Across the data below, how many lines hold "Sistemas"? Answer with that number and nothing else.

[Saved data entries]
☆ ☆ ☆
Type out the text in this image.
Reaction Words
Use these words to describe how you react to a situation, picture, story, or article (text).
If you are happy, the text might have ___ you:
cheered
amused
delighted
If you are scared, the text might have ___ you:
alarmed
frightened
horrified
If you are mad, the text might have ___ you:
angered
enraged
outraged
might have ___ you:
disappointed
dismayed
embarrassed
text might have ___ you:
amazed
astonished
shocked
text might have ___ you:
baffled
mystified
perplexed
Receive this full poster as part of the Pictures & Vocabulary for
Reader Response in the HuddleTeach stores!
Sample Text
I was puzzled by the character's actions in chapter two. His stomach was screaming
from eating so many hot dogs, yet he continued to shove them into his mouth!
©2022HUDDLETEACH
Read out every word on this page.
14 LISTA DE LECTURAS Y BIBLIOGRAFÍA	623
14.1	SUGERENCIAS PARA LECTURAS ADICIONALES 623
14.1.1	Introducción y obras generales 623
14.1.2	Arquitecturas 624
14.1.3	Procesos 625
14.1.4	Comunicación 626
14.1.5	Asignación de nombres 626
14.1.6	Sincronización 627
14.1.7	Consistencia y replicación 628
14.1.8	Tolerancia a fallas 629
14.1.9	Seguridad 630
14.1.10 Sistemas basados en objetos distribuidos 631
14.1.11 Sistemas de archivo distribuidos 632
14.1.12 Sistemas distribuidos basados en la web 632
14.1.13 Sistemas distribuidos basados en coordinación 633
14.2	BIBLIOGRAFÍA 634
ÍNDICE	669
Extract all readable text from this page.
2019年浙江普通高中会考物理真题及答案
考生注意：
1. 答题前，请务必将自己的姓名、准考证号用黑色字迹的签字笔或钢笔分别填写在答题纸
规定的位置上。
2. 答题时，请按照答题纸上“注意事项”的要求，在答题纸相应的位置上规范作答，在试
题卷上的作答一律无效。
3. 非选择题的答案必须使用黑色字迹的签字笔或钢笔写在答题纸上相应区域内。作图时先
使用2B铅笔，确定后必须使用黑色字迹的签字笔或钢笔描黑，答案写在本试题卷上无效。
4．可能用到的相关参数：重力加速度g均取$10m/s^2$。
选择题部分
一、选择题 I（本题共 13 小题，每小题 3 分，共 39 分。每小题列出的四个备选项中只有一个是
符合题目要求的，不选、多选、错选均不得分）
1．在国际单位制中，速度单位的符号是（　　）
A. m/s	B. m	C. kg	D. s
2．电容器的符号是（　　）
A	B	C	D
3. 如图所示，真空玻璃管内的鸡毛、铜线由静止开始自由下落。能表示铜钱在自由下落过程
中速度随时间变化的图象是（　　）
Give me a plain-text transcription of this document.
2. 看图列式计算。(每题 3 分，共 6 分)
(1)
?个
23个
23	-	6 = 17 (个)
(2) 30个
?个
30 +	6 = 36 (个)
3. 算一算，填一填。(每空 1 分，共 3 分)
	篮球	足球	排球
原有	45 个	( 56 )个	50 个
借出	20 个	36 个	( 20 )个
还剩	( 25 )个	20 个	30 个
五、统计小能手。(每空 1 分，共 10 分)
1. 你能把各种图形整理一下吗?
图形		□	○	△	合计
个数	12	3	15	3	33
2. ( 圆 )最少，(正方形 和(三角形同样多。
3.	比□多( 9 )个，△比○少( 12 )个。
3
☆ ☆ ☆
| Solution for this task |
4